Excerpted data

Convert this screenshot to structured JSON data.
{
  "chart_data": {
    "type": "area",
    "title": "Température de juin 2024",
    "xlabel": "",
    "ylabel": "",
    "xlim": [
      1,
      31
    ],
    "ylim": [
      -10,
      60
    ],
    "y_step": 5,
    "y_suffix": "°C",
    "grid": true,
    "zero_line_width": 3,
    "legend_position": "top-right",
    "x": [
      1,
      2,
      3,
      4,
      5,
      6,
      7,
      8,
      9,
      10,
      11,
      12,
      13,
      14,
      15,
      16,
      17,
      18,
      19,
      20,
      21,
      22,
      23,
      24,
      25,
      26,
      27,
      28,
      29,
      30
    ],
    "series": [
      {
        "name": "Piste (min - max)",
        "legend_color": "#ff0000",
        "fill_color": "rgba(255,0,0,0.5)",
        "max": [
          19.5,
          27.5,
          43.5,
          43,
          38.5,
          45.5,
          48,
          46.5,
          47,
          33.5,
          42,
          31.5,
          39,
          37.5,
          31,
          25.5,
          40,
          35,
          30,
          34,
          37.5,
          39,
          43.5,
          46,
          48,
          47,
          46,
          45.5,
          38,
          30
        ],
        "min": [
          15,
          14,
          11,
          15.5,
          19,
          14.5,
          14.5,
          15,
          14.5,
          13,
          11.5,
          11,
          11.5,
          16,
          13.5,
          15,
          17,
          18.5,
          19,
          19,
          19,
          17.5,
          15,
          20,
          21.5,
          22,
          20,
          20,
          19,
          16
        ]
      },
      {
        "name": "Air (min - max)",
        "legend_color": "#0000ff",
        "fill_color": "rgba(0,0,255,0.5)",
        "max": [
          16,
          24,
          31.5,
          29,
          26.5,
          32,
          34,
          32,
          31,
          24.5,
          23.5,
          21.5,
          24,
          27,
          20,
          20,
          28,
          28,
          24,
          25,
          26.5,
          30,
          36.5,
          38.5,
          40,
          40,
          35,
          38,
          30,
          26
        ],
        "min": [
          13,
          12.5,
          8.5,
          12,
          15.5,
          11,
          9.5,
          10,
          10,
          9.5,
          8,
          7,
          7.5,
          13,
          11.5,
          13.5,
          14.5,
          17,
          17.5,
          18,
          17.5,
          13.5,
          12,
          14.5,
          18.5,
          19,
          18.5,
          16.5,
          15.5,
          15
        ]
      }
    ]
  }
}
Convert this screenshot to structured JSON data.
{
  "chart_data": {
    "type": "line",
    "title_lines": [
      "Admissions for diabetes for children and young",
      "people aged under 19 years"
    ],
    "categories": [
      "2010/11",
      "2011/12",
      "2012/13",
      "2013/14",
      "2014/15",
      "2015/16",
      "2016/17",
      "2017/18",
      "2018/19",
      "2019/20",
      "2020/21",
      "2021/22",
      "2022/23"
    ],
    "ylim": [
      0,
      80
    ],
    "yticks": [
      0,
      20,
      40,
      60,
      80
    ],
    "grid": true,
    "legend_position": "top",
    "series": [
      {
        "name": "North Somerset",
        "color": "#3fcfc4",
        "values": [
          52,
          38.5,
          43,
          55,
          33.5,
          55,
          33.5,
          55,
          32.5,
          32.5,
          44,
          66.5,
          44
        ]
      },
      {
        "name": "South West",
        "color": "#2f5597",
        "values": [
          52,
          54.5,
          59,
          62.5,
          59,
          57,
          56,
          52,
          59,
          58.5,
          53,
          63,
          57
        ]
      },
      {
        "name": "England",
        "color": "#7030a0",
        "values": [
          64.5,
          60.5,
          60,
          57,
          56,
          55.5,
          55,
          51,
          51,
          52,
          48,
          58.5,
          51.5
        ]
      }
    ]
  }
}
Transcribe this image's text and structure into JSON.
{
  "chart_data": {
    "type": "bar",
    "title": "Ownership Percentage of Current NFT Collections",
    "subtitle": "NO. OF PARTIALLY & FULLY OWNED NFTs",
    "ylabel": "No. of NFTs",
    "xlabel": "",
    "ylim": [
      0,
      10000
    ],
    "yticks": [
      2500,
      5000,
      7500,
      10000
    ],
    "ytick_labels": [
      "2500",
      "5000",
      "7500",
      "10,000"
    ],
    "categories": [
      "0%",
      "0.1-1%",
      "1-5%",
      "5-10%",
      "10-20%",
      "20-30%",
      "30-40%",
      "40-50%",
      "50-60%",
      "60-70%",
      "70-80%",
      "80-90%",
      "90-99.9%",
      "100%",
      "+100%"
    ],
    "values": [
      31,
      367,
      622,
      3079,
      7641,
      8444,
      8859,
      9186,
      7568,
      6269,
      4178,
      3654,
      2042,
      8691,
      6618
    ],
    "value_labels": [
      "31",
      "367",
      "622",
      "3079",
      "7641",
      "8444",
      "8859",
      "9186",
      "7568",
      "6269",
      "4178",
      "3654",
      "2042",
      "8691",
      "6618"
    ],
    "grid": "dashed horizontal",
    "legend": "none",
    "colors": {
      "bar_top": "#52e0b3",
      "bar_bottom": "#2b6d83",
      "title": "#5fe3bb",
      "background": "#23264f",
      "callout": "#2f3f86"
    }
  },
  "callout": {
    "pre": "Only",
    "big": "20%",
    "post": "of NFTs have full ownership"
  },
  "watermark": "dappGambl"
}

Task description
Everything in the listing above should be restated exactly.

Exercise result
Convert this screenshot to structured JSON data.
{
  "chart_data": {
    "type": "area",
    "title": "Température de juin 2024",
    "xlabel": "",
    "ylabel": "",
    "xlim": [
      1,
      31
    ],
    "ylim": [
      -10,
      60
    ],
    "y_step": 5,
    "y_suffix": "°C",
    "grid": true,
    "zero_line_width": 3,
    "legend_position": "top-right",
    "x": [
      1,
      2,
      3,
      4,
      5,
      6,
      7,
      8,
      9,
      10,
      11,
      12,
      13,
      14,
      15,
      16,
      17,
      18,
      19,
      20,
      21,
      22,
      23,
      24,
      25,
      26,
      27,
      28,
      29,
      30
    ],
    "series": [
      {
        "name": "Piste (min - max)",
        "legend_color": "#ff0000",
        "fill_color": "rgba(255,0,0,0.5)",
        "max": [
          19.5,
          27.5,
          43.5,
          43,
          38.5,
          45.5,
          48,
          46.5,
          47,
          33.5,
          42,
          31.5,
          39,
          37.5,
          31,
          25.5,
          40,
          35,
          30,
          34,
          37.5,
          39,
          43.5,
          46,
          48,
          47,
          46,
          45.5,
          38,
          30
        ],
        "min": [
          15,
          14,
          11,
          15.5,
          19,
          14.5,
          14.5,
          15,
          14.5,
          13,
          11.5,
          11,
          11.5,
          16,
          13.5,
          15,
          17,
          18.5,
          19,
          19,
          19,
          17.5,
          15,
          20,
          21.5,
          22,
          20,
          20,
          19,
          16
        ]
      },
      {
        "name": "Air (min - max)",
        "legend_color": "#0000ff",
        "fill_color": "rgba(0,0,255,0.5)",
        "max": [
          16,
          24,
          31.5,
          29,
          26.5,
          32,
          34,
          32,
          31,
          24.5,
          23.5,
          21.5,
          24,
          27,
          20,
          20,
          28,
          28,
          24,
          25,
          26.5,
          30,
          36.5,
          38.5,
          40,
          40,
          35,
          38,
          30,
          26
        ],
        "min": [
          13,
          12.5,
          8.5,
          12,
          15.5,
          11,
          9.5,
          10,
          10,
          9.5,
          8,
          7,
          7.5,
          13,
          11.5,
          13.5,
          14.5,
          17,
          17.5,
          18,
          17.5,
          13.5,
          12,
          14.5,
          18.5,
          19,
          18.5,
          16.5,
          15.5,
          15
        ]
      }
    ]
  }
}
Convert this screenshot to structured JSON data.
{
  "chart_data": {
    "type": "line",
    "title_lines": [
      "Admissions for diabetes for children and young",
      "people aged under 19 years"
    ],
    "categories": [
      "2010/11",
      "2011/12",
      "2012/13",
      "2013/14",
      "2014/15",
      "2015/16",
      "2016/17",
      "2017/18",
      "2018/19",
      "2019/20",
      "2020/21",
      "2021/22",
      "2022/23"
    ],
    "ylim": [
      0,
      80
    ],
    "yticks": [
      0,
      20,
      40,
      60,
      80
    ],
    "grid": true,
    "legend_position": "top",
    "series": [
      {
        "name": "North Somerset",
        "color": "#3fcfc4",
        "values": [
          52,
          38.5,
          43,
          55,
          33.5,
          55,
          33.5,
          55,
          32.5,
          32.5,
          44,
          66.5,
          44
        ]
      },
      {
        "name": "South West",
        "color": "#2f5597",
        "values": [
          52,
          54.5,
          59,
          62.5,
          59,
          57,
          56,
          52,
          59,
          58.5,
          53,
          63,
          57
        ]
      },
      {
        "name": "England",
        "color": "#7030a0",
        "values": [
          64.5,
          60.5,
          60,
          57,
          56,
          55.5,
          55,
          51,
          51,
          52,
          48,
          58.5,
          51.5
        ]
      }
    ]
  }
}
Transcribe this image's text and structure into JSON.
{
  "chart_data": {
    "type": "bar",
    "title": "Ownership Percentage of Current NFT Collections",
    "subtitle": "NO. OF PARTIALLY & FULLY OWNED NFTs",
    "ylabel": "No. of NFTs",
    "xlabel": "",
    "ylim": [
      0,
      10000
    ],
    "yticks": [
      2500,
      5000,
      7500,
      10000
    ],
    "ytick_labels": [
      "2500",
      "5000",
      "7500",
      "10,000"
    ],
    "categories": [
      "0%",
      "0.1-1%",
      "1-5%",
      "5-10%",
      "10-20%",
      "20-30%",
      "30-40%",
      "40-50%",
      "50-60%",
      "60-70%",
      "70-80%",
      "80-90%",
      "90-99.9%",
      "100%",
      "+100%"
    ],
    "values": [
      31,
      367,
      622,
      3079,
      7641,
      8444,
      8859,
      9186,
      7568,
      6269,
      4178,
      3654,
      2042,
      8691,
      6618
    ],
    "value_labels": [
      "31",
      "367",
      "622",
      "3079",
      "7641",
      "8444",
      "8859",
      "9186",
      "7568",
      "6269",
      "4178",
      "3654",
      "2042",
      "8691",
      "6618"
    ],
    "grid": "dashed horizontal",
    "legend": "none",
    "colors": {
      "bar_top": "#52e0b3",
      "bar_bottom": "#2b6d83",
      "title": "#5fe3bb",
      "background": "#23264f",
      "callout": "#2f3f86"
    }
  },
  "callout": {
    "pre": "Only",
    "big": "20%",
    "post": "of NFTs have full ownership"
  },
  "watermark": "dappGambl"
}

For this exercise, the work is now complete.